- Task to carry out: Copy out the listing verbatim, from its first line through the line that contains "Circle shape: [251, 806, 259, 813]", with that line included.

- Records provided:
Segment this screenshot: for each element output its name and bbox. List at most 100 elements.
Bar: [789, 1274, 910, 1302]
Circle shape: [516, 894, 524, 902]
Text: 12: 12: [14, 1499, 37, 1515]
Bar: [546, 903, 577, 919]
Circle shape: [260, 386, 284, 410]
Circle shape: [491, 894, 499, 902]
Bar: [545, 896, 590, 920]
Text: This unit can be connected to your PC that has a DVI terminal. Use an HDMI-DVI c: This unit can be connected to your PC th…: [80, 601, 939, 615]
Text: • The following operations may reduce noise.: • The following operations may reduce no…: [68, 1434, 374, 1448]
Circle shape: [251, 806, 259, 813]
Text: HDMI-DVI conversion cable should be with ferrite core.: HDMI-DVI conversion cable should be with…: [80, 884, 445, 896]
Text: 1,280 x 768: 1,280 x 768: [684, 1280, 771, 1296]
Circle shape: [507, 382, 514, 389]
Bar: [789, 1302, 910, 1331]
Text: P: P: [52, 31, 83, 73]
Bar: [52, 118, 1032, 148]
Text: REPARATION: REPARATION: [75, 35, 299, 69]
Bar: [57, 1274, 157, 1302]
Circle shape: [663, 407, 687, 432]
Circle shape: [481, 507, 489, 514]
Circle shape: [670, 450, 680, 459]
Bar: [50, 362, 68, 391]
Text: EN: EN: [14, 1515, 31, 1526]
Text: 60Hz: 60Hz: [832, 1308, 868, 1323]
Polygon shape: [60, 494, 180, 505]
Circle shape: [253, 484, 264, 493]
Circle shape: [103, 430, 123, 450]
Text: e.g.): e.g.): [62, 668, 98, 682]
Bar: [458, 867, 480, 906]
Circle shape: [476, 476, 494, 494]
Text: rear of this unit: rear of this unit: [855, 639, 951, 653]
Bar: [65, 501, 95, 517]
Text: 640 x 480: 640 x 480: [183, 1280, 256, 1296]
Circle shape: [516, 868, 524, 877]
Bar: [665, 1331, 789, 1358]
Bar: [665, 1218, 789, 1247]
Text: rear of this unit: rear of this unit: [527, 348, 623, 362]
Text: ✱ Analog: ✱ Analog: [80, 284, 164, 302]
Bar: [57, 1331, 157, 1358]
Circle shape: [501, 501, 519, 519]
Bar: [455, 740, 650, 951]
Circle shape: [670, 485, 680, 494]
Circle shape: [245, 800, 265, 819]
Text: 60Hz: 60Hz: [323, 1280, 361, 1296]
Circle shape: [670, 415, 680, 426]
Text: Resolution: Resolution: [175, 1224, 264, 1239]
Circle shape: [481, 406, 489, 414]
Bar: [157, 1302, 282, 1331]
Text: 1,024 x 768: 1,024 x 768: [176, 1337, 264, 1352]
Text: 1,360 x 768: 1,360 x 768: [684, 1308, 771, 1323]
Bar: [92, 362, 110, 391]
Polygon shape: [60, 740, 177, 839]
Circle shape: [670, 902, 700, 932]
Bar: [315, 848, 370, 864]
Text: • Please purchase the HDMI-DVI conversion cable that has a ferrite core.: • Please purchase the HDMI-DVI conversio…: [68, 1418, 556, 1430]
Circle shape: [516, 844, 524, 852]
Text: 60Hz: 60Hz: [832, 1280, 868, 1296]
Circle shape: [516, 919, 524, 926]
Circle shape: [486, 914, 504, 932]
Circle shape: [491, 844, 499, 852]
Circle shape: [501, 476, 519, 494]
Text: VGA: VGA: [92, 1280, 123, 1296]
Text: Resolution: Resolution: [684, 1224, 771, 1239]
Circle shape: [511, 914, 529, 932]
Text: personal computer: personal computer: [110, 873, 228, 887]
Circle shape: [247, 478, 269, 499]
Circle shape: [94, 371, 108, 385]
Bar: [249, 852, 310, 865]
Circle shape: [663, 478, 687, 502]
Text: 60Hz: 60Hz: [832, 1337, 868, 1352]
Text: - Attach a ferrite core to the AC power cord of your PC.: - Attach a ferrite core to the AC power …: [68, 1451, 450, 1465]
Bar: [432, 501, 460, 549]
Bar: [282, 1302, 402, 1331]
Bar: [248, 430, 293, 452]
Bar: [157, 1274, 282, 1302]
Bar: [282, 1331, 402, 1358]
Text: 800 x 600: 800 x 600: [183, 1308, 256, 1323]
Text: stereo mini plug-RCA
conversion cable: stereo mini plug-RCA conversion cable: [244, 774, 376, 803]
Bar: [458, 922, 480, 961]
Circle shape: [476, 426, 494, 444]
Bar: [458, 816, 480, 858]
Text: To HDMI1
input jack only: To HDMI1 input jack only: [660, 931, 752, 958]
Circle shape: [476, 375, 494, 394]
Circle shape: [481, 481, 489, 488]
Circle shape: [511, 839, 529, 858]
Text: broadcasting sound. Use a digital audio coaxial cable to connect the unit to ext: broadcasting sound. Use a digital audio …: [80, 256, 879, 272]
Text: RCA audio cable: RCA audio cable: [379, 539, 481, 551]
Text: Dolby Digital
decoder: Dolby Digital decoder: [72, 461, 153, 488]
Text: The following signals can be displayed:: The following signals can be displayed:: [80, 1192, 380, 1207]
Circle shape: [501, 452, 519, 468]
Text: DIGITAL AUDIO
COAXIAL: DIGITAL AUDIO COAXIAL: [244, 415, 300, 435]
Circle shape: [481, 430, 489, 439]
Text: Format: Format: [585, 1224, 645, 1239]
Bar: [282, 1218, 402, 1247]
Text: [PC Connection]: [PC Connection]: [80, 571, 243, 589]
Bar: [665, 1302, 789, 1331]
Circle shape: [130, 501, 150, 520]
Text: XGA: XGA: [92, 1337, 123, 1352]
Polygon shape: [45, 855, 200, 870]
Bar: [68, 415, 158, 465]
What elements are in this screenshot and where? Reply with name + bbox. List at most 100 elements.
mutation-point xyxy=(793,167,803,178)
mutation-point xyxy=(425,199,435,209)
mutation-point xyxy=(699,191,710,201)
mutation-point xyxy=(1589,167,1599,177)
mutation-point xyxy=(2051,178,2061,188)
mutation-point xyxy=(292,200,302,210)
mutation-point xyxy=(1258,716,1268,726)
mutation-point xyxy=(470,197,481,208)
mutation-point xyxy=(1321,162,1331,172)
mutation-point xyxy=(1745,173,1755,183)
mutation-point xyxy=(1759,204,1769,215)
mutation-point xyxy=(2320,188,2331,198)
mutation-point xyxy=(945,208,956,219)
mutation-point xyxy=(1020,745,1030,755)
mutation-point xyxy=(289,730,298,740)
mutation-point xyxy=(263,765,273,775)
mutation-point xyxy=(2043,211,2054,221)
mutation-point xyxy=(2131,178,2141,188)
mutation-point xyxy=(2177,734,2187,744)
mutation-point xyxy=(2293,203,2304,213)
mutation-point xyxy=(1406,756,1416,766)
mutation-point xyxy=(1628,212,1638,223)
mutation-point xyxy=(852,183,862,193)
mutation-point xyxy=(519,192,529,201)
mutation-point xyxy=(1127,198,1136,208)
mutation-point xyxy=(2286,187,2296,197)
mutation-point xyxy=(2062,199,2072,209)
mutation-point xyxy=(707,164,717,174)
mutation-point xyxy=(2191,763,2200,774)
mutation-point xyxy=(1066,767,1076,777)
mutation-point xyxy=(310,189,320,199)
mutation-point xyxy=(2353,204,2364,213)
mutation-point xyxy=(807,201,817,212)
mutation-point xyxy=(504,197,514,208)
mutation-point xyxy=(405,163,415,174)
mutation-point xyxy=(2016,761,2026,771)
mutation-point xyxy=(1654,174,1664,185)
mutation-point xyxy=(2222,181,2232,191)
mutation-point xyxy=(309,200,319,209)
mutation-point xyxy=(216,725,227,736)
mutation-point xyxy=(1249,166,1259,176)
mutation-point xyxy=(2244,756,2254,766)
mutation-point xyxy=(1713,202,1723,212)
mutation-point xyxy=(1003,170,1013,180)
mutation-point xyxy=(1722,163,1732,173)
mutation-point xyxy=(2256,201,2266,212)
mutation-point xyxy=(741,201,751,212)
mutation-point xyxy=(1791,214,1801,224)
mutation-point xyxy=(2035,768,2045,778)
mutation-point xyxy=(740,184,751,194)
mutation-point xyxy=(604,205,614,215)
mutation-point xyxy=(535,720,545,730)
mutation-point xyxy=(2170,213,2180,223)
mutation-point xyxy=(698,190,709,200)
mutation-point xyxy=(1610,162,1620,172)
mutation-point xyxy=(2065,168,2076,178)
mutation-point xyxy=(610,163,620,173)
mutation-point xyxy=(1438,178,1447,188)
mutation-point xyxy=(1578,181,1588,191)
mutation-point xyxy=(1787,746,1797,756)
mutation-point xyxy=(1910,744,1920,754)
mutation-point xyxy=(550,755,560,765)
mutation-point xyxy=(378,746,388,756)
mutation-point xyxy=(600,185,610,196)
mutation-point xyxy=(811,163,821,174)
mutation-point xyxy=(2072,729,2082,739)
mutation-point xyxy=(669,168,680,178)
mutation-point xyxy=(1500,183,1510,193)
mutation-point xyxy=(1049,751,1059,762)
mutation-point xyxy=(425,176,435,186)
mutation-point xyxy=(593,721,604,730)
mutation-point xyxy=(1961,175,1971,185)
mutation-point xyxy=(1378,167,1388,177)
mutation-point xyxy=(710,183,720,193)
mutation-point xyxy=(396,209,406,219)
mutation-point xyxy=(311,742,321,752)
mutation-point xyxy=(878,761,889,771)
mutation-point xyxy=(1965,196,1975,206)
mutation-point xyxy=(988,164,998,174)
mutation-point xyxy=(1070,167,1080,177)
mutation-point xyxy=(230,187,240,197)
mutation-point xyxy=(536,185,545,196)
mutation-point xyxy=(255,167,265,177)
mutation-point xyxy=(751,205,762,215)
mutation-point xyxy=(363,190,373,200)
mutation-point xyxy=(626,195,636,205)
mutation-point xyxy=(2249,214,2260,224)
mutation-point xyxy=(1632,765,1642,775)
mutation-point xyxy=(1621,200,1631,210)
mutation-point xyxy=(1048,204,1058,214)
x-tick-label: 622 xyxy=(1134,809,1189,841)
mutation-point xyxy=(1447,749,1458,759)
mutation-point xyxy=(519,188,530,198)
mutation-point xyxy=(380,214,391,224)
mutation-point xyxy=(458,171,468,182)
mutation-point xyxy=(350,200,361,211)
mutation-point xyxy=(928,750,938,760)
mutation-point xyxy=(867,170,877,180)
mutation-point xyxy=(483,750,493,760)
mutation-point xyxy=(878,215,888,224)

- Output below:
Segment this screenshot: for each element output its name and bbox. List at most 100 elements.
Bar: [789, 1274, 910, 1302]
Circle shape: [516, 894, 524, 902]
Text: 12: 12: [14, 1499, 37, 1515]
Bar: [546, 903, 577, 919]
Circle shape: [260, 386, 284, 410]
Circle shape: [491, 894, 499, 902]
Bar: [545, 896, 590, 920]
Text: This unit can be connected to your PC that has a DVI terminal. Use an HDMI-DVI c: This unit can be connected to your PC th…: [80, 601, 939, 615]
Text: • The following operations may reduce noise.: • The following operations may reduce no…: [68, 1434, 374, 1448]
Circle shape: [251, 806, 259, 813]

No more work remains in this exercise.